Begin Records for the task

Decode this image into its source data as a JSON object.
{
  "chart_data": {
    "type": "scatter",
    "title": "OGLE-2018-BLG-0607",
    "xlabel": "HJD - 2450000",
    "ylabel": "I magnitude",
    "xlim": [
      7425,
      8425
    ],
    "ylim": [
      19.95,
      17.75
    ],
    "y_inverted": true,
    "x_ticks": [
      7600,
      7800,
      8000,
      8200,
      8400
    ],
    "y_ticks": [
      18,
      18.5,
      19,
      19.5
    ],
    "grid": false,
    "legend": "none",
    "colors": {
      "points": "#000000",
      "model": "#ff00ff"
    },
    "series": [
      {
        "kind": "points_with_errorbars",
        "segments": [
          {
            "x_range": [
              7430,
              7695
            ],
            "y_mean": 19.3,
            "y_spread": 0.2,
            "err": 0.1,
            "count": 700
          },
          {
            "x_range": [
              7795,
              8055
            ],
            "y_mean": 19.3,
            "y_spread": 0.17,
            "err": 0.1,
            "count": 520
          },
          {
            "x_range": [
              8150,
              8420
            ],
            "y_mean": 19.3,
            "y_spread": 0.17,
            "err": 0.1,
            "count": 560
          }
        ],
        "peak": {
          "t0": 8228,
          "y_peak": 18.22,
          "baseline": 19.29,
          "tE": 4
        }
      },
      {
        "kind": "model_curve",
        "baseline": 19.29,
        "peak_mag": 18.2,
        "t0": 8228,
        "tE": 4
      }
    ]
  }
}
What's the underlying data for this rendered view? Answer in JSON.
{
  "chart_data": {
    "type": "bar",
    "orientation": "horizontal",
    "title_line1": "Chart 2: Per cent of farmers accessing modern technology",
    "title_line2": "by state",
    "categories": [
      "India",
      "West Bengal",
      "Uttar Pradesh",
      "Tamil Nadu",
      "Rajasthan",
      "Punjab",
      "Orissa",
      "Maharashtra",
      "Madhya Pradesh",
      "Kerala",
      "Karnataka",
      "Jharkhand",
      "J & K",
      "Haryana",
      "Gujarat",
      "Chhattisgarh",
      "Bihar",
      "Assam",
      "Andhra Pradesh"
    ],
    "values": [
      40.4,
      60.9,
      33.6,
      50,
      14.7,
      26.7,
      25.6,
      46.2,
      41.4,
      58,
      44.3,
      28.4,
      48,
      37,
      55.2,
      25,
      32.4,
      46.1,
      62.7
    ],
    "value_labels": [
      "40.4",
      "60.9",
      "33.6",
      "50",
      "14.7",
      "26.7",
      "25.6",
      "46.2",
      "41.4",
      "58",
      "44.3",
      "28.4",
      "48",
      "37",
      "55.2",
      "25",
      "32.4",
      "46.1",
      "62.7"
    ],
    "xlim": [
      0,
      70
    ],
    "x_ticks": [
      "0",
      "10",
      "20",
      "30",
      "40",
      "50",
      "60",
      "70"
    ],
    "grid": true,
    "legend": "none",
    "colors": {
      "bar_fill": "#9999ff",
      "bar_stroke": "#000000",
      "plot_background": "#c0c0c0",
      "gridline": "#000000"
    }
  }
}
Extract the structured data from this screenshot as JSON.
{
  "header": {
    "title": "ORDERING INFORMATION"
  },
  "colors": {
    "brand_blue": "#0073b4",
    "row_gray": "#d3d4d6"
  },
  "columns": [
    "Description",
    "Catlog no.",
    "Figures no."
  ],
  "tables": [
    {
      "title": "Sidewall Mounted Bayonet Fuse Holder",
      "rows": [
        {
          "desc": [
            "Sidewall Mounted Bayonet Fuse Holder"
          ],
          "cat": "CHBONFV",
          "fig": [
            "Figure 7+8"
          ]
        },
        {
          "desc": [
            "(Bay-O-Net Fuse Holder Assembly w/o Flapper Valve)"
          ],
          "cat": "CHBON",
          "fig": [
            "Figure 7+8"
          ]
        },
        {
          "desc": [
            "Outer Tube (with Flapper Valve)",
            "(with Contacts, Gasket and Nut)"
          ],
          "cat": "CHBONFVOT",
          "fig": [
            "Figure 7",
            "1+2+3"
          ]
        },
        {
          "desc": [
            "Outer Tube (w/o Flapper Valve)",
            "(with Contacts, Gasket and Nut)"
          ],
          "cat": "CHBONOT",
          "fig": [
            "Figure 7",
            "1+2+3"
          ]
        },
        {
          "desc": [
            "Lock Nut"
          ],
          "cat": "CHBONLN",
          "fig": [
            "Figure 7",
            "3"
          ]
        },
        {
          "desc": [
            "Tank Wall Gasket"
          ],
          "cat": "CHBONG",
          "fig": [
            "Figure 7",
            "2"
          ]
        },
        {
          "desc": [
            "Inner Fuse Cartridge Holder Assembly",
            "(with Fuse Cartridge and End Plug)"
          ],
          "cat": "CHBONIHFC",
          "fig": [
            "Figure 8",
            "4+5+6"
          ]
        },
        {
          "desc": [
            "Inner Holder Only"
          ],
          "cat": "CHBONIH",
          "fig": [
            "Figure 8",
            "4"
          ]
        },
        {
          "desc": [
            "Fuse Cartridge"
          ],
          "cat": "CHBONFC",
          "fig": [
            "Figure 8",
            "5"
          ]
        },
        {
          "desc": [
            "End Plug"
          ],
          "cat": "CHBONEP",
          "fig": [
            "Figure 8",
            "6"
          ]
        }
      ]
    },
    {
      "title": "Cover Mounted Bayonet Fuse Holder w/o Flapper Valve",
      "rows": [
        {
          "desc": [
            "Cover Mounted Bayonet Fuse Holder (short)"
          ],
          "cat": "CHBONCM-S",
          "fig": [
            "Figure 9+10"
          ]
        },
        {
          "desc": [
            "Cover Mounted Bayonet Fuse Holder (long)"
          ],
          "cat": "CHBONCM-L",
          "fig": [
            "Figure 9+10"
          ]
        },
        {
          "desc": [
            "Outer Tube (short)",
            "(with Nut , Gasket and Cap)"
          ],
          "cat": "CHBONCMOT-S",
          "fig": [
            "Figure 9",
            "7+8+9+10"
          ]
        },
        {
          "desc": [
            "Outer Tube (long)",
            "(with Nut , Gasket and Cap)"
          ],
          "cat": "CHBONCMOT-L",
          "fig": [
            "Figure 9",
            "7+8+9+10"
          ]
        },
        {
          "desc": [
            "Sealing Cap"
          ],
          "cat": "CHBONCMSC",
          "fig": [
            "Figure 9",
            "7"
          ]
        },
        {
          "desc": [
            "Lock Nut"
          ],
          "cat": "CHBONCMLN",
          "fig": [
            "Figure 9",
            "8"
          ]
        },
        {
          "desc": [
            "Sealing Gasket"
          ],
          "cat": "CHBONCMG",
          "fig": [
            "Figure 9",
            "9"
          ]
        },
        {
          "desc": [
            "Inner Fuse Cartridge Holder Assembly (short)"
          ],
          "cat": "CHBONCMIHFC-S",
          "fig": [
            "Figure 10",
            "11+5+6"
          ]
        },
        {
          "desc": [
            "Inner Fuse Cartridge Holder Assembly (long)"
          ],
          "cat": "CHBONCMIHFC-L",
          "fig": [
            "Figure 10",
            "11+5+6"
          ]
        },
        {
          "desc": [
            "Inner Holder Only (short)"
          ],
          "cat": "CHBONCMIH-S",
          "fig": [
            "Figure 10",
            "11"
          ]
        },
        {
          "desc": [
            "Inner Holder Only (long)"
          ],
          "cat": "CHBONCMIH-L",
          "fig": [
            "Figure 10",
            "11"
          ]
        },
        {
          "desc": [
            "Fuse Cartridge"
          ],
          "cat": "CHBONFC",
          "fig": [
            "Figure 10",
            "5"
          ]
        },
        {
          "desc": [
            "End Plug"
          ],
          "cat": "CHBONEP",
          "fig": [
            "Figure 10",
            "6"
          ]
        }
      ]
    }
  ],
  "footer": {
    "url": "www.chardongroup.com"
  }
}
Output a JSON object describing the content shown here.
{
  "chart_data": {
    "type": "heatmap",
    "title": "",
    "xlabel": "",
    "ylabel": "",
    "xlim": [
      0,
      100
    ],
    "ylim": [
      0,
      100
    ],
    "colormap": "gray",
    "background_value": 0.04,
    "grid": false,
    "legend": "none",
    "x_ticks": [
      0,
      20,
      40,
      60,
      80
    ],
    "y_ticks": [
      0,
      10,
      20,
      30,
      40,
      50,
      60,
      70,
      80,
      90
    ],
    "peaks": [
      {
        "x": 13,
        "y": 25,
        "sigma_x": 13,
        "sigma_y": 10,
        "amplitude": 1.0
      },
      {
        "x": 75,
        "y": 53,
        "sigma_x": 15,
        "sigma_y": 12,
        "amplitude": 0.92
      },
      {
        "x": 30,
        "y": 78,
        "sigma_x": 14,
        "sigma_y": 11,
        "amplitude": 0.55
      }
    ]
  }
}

End Records for the task

Task instructions>
Include both ends. Return the line holding "Output a JSON" and all lines after it in the records above, exactly as written.

Final answer>
Output a JSON object describing the content shown here.
{
  "chart_data": {
    "type": "heatmap",
    "title": "",
    "xlabel": "",
    "ylabel": "",
    "xlim": [
      0,
      100
    ],
    "ylim": [
      0,
      100
    ],
    "colormap": "gray",
    "background_value": 0.04,
    "grid": false,
    "legend": "none",
    "x_ticks": [
      0,
      20,
      40,
      60,
      80
    ],
    "y_ticks": [
      0,
      10,
      20,
      30,
      40,
      50,
      60,
      70,
      80,
      90
    ],
    "peaks": [
      {
        "x": 13,
        "y": 25,
        "sigma_x": 13,
        "sigma_y": 10,
        "amplitude": 1.0
      },
      {
        "x": 75,
        "y": 53,
        "sigma_x": 15,
        "sigma_y": 12,
        "amplitude": 0.92
      },
      {
        "x": 30,
        "y": 78,
        "sigma_x": 14,
        "sigma_y": 11,
        "amplitude": 0.55
      }
    ]
  }
}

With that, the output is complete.